= Records for the exercise =
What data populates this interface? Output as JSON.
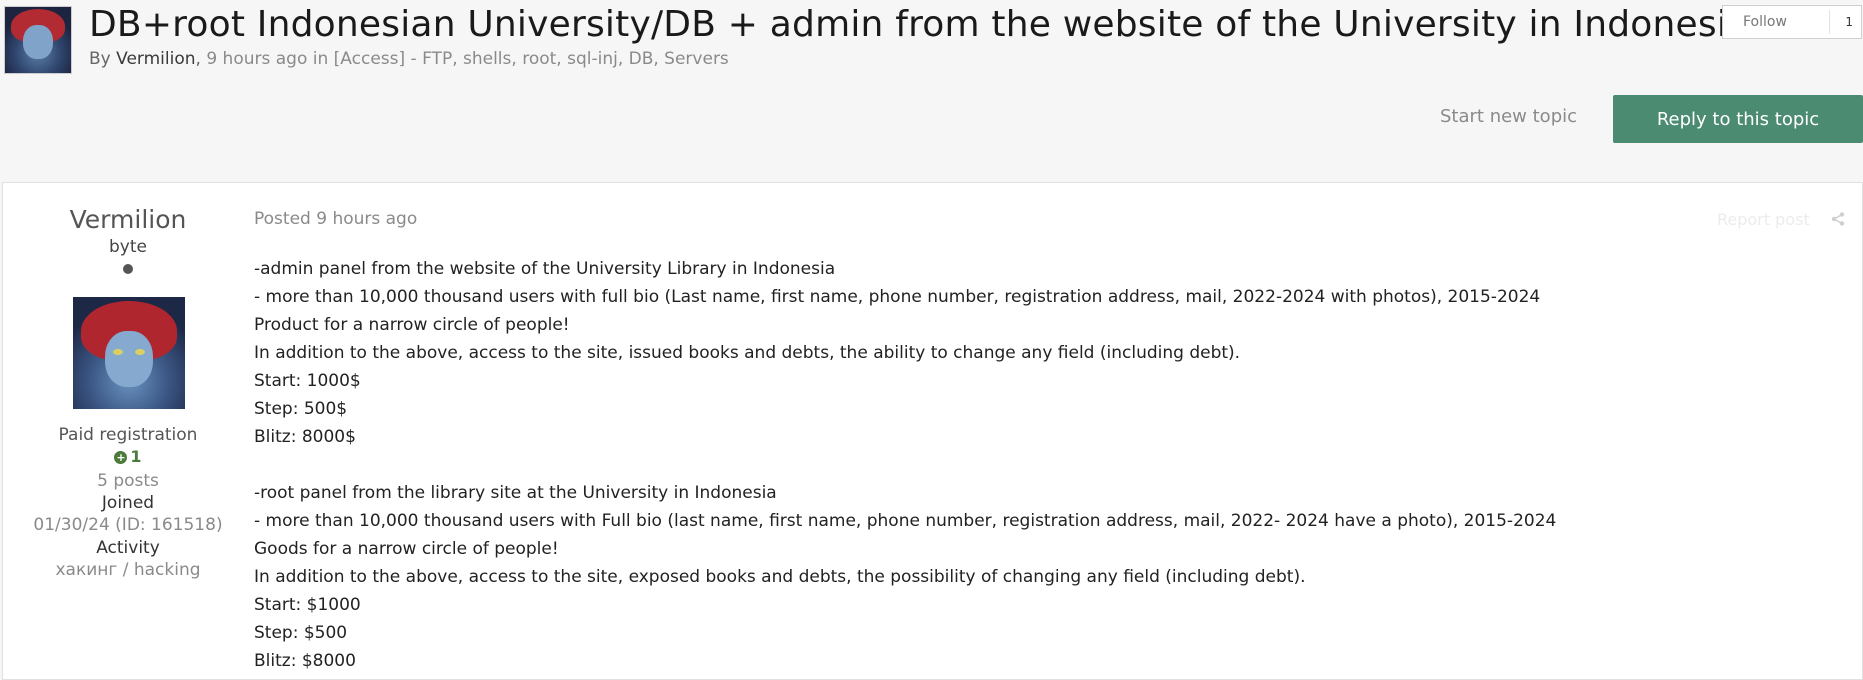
{
  "topic": {
    "title": "DB+root Indonesian University/DB + admin from the website of the University in Indonesia",
    "by_label": "By",
    "author": "Vermilion",
    "time": "9 hours ago",
    "in_label": "in",
    "category": "[Access] - FTP, shells, root, sql-inj, DB, Servers",
    "follow_label": "Follow",
    "follow_count": "1"
  },
  "actions": {
    "start_new_topic": "Start new topic",
    "reply": "Reply to this topic"
  },
  "post": {
    "author": {
      "name": "Vermilion",
      "rank": "byte",
      "group": "Paid registration",
      "reputation": "1",
      "posts": "5 posts",
      "joined_label": "Joined",
      "joined_value": "01/30/24 (ID: 161518)",
      "activity_label": "Activity",
      "activity_value": "хакинг / hacking"
    },
    "posted": "Posted 9 hours ago",
    "report": "Report post",
    "lines": [
      "-admin panel from the website of the University Library in Indonesia",
      "- more than 10,000 thousand users with full bio (Last name, first name, phone number, registration address, mail, 2022-2024 with photos), 2015-2024",
      "Product for a narrow circle of people!",
      "In addition to the above, access to the site, issued books and debts, the ability to change any field (including debt).",
      "Start: 1000$",
      "Step: 500$",
      "Blitz: 8000$",
      "",
      "-root panel from the library site at the University in Indonesia",
      "- more than 10,000 thousand users with Full bio (last name, first name, phone number, registration address, mail, 2022- 2024 have a photo), 2015-2024",
      "Goods for a narrow circle of people!",
      "In addition to the above, access to the site, exposed books and debts, the possibility of changing any field (including debt).",
      "Start: $1000",
      "Step: $500",
      "Blitz: $8000"
    ]
  },
  "colors": {
    "accent": "#4a8b72",
    "background": "#f6f6f6",
    "muted_text": "#8a8a8a"
  }
}
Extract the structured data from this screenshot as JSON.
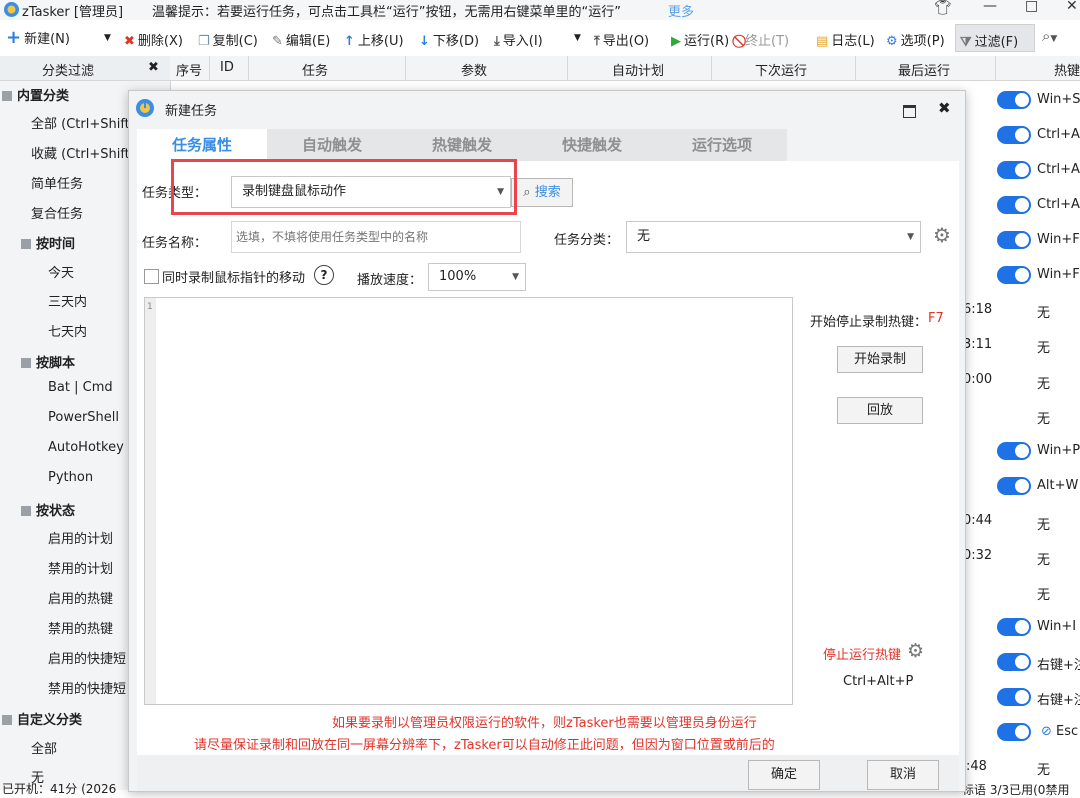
{
  "app": {
    "title": "zTasker [管理员]",
    "tip": "温馨提示：若要运行任务，可点击工具栏“运行”按钮，无需用右键菜单里的“运行”",
    "more": "更多"
  },
  "toolbar": {
    "new": "新建(N)",
    "delete": "删除(X)",
    "copy": "复制(C)",
    "edit": "编辑(E)",
    "up": "上移(U)",
    "down": "下移(D)",
    "import": "导入(I)",
    "export": "导出(O)",
    "run": "运行(R)",
    "stop": "终止(T)",
    "log": "日志(L)",
    "options": "选项(P)",
    "filter": "过滤(F)"
  },
  "left_header": "分类过滤",
  "columns": [
    "序号",
    "ID",
    "任务",
    "参数",
    "自动计划",
    "下次运行",
    "最后运行",
    "热键"
  ],
  "sidebar": {
    "builtin": "内置分类",
    "all": "全部 (Ctrl+Shift",
    "fav": "收藏 (Ctrl+Shift",
    "simple": "简单任务",
    "complex": "复合任务",
    "by_time": "按时间",
    "today": "今天",
    "three_days": "三天内",
    "seven_days": "七天内",
    "by_script": "按脚本",
    "bat": "Bat | Cmd",
    "ps": "PowerShell",
    "ahk": "AutoHotkey",
    "py": "Python",
    "by_status": "按状态",
    "en_plan": "启用的计划",
    "dis_plan": "禁用的计划",
    "en_hot": "启用的热键",
    "dis_hot": "禁用的热键",
    "en_short": "启用的快捷短",
    "dis_short": "禁用的快捷短",
    "custom": "自定义分类",
    "custom_all": "全部",
    "custom_none": "无"
  },
  "right_col": {
    "r0": "Win+S",
    "r1": "Ctrl+A",
    "r2": "Ctrl+A",
    "r3": "Ctrl+A",
    "r4": "Win+F",
    "r5": "Win+F",
    "t6": "6:18",
    "n6": "无",
    "t7": "3:11",
    "n7": "无",
    "t8": "0:00",
    "n8": "无",
    "n9": "无",
    "r10": "Win+P",
    "r11": "Alt+W",
    "t12": "0:44",
    "n12": "无",
    "t13": "0:32",
    "n13": "无",
    "n14": "无",
    "r15": "Win+I",
    "r16": "右键+注",
    "r17": "右键+注",
    "r18": "Esc",
    "t19": ":48",
    "n19": "无"
  },
  "status_bar": {
    "left": "已开机：41分 (2026",
    "right": "标语 3/3已用(0禁用"
  },
  "dialog": {
    "title": "新建任务",
    "tabs": [
      "任务属性",
      "自动触发",
      "热键触发",
      "快捷触发",
      "运行选项"
    ],
    "task_type_label": "任务类型：",
    "task_type_value": "录制键盘鼠标动作",
    "search": "搜索",
    "task_name_label": "任务名称：",
    "task_name_placeholder": "选填，不填将使用任务类型中的名称",
    "category_label": "任务分类：",
    "category_value": "无",
    "record_mouse": "同时录制鼠标指针的移动",
    "speed_label": "播放速度：",
    "speed_value": "100%",
    "line_no": "1",
    "hotkey_label": "开始停止录制热键：",
    "hotkey_value": "F7",
    "start_record": "开始录制",
    "playback": "回放",
    "stop_hotkey_label": "停止运行热键",
    "stop_hotkey_value": "Ctrl+Alt+P",
    "note1": "如果要录制以管理员权限运行的软件，则zTasker也需要以管理员身份运行",
    "note2": "请尽量保证录制和回放在同一屏幕分辨率下，zTasker可以自动修正此问题，但因为窗口位置或前后的",
    "ok": "确定",
    "cancel": "取消"
  },
  "colors": {
    "accent": "#3a8ee6",
    "toggle": "#1e72e6",
    "highlight": "#e8454d",
    "warn": "#e0332a"
  }
}
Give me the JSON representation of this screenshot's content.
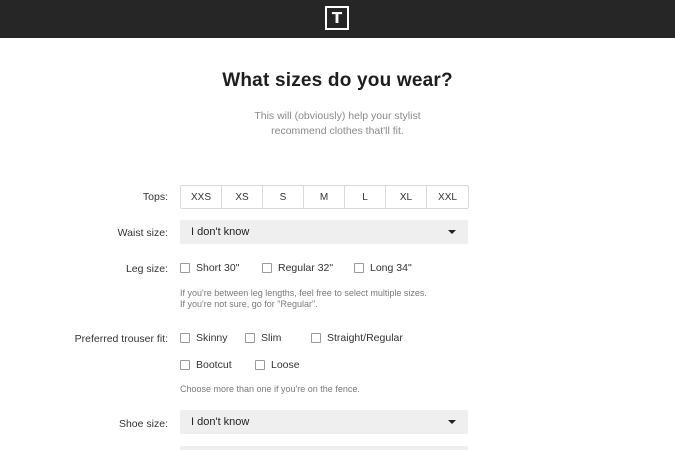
{
  "header": {
    "logo_letter": "T"
  },
  "page": {
    "title": "What sizes do you wear?",
    "subtitle_line1": "This will (obviously) help your stylist",
    "subtitle_line2": "recommend clothes that'll fit."
  },
  "tops": {
    "label": "Tops:",
    "options": [
      "XXS",
      "XS",
      "S",
      "M",
      "L",
      "XL",
      "XXL"
    ]
  },
  "waist": {
    "label": "Waist size:",
    "selected": "I don't know"
  },
  "leg": {
    "label": "Leg size:",
    "options": [
      "Short 30\"",
      "Regular 32\"",
      "Long 34\""
    ],
    "hint_line1": "If you're between leg lengths, feel free to select multiple sizes.",
    "hint_line2": "If you're not sure, go for \"Regular\"."
  },
  "trouser_fit": {
    "label": "Preferred trouser fit:",
    "options": [
      "Skinny",
      "Slim",
      "Straight/Regular",
      "Bootcut",
      "Loose"
    ],
    "hint": "Choose more than one if you're on the fence."
  },
  "shoe": {
    "label": "Shoe size:",
    "selected": "I don't know"
  }
}
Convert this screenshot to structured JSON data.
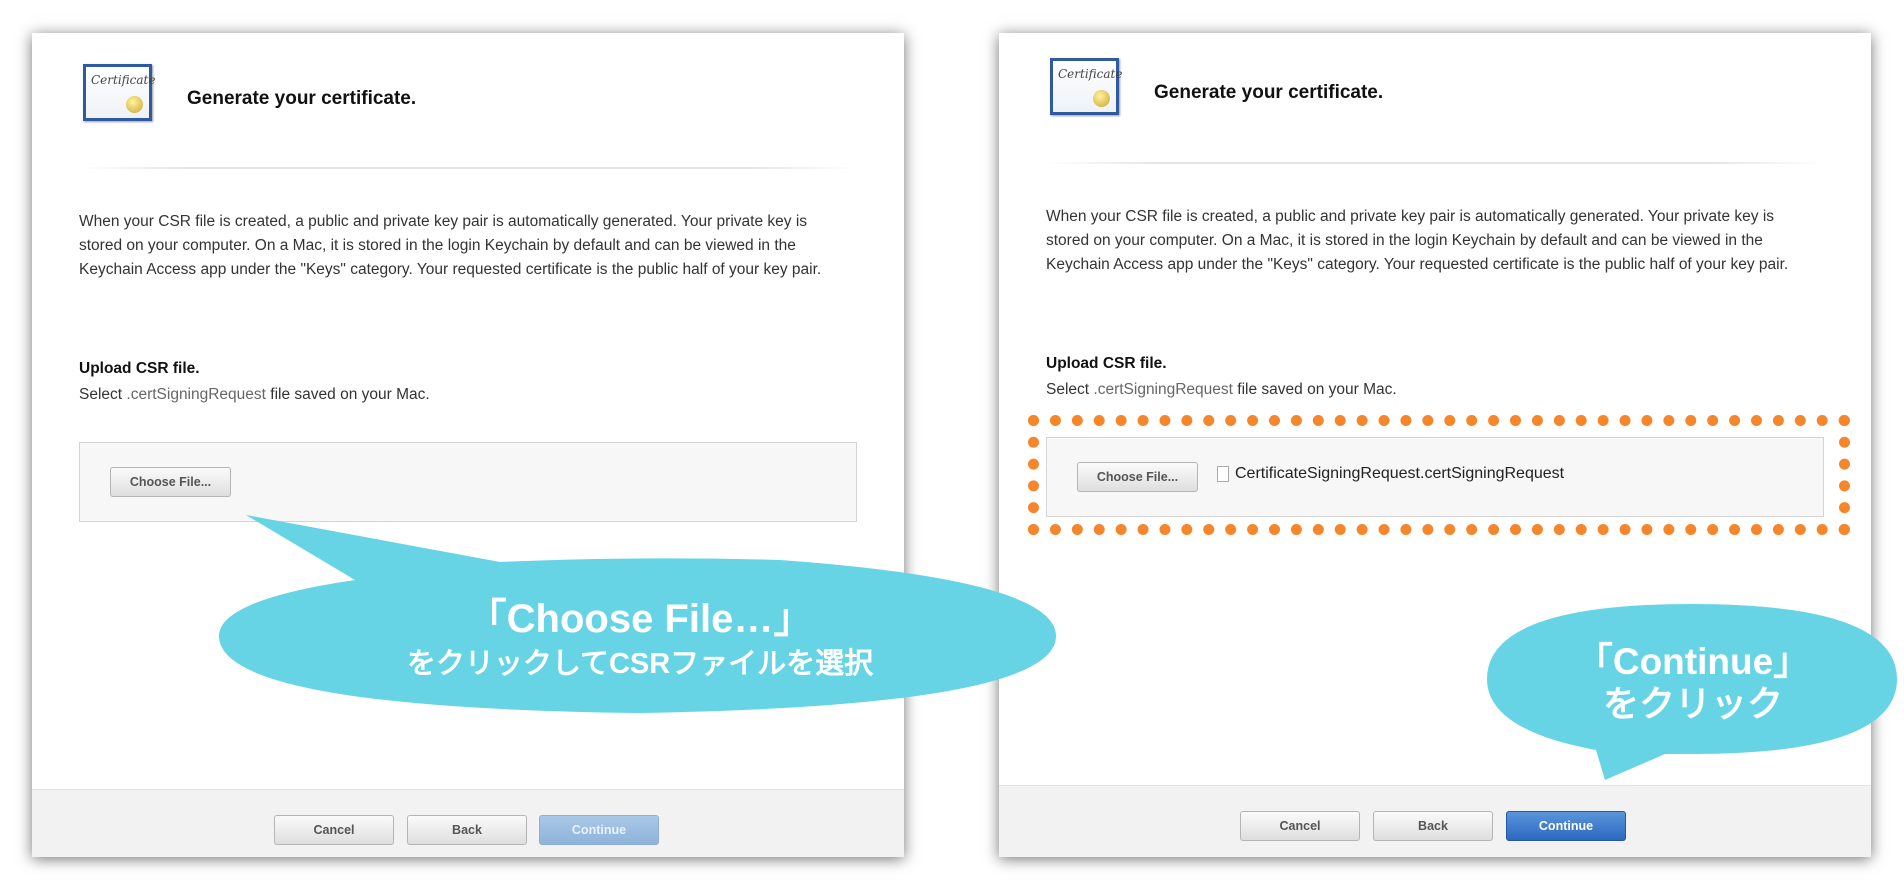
{
  "colors": {
    "bubble": "#66d4e5",
    "highlight": "#f5862b",
    "continue_enabled": "#2c68bf",
    "continue_disabled": "#9bbde1"
  },
  "icon_label": "Certificate",
  "left": {
    "title": "Generate your certificate.",
    "paragraph": "When your CSR file is created, a public and private key pair is automatically generated. Your private key is stored on your computer. On a Mac, it is stored in the login Keychain by default and can be viewed in the Keychain Access app under the \"Keys\" category. Your requested certificate is the public half of your key pair.",
    "upload_heading": "Upload CSR file.",
    "upload_pre": "Select ",
    "upload_ext": ".certSigningRequest",
    "upload_post": " file saved on your Mac.",
    "choose_file": "Choose File...",
    "cancel": "Cancel",
    "back": "Back",
    "continue": "Continue"
  },
  "right": {
    "title": "Generate your certificate.",
    "paragraph": "When your CSR file is created, a public and private key pair is automatically generated. Your private key is stored on your computer. On a Mac, it is stored in the login Keychain by default and can be viewed in the Keychain Access app under the \"Keys\" category. Your requested certificate is the public half of your key pair.",
    "upload_heading": "Upload CSR file.",
    "upload_pre": "Select ",
    "upload_ext": ".certSigningRequest",
    "upload_post": " file saved on your Mac.",
    "choose_file": "Choose File...",
    "file_name": "CertificateSigningRequest.certSigningRequest",
    "cancel": "Cancel",
    "back": "Back",
    "continue": "Continue"
  },
  "callouts": {
    "left_line1": "「Choose File…」",
    "left_line2": "をクリックしてCSRファイルを選択",
    "right_line1": "「Continue」",
    "right_line2": "をクリック"
  }
}
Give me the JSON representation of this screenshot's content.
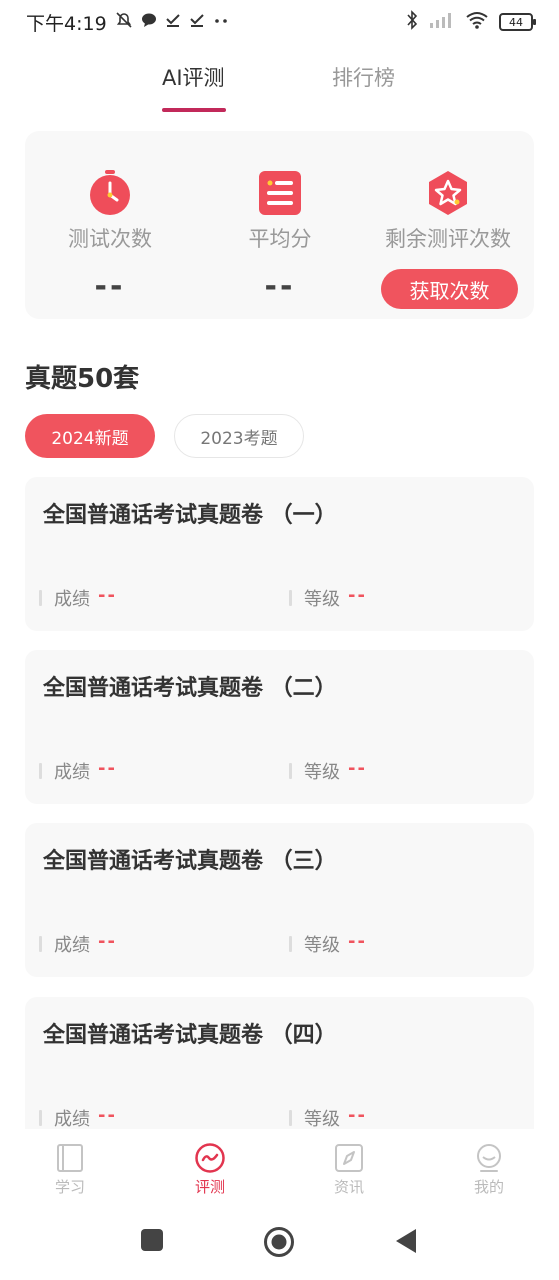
{
  "status_bar": {
    "time": "下午4:19",
    "battery": "44"
  },
  "tabs": [
    {
      "label": "AI评测",
      "active": true
    },
    {
      "label": "排行榜",
      "active": false
    }
  ],
  "stats": {
    "test_count": {
      "label": "测试次数",
      "value": "--",
      "icon": "stopwatch-icon"
    },
    "avg_score": {
      "label": "平均分",
      "value": "--",
      "icon": "list-icon"
    },
    "remaining": {
      "label": "剩余测评次数",
      "button": "获取次数",
      "icon": "star-badge-icon"
    }
  },
  "section_title": "真题50套",
  "filters": [
    {
      "label": "2024新题",
      "active": true
    },
    {
      "label": "2023考题",
      "active": false
    }
  ],
  "exams": [
    {
      "title": "全国普通话考试真题卷 （一）",
      "score_label": "成绩",
      "score": "--",
      "level_label": "等级",
      "level": "--"
    },
    {
      "title": "全国普通话考试真题卷 （二）",
      "score_label": "成绩",
      "score": "--",
      "level_label": "等级",
      "level": "--"
    },
    {
      "title": "全国普通话考试真题卷 （三）",
      "score_label": "成绩",
      "score": "--",
      "level_label": "等级",
      "level": "--"
    },
    {
      "title": "全国普通话考试真题卷 （四）",
      "score_label": "成绩",
      "score": "--",
      "level_label": "等级",
      "level": "--"
    }
  ],
  "bottom_nav": [
    {
      "label": "学习",
      "icon": "book-icon",
      "active": false
    },
    {
      "label": "评测",
      "icon": "eval-icon",
      "active": true
    },
    {
      "label": "资讯",
      "icon": "compass-icon",
      "active": false
    },
    {
      "label": "我的",
      "icon": "profile-icon",
      "active": false
    }
  ],
  "colors": {
    "accent": "#f0545e",
    "tab_underline": "#c2295a",
    "card_bg": "#f8f8f8"
  }
}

= Task brief =
In the data above, count the lines where the word "structured" appears; reply with the number only.

= Expected answer =
2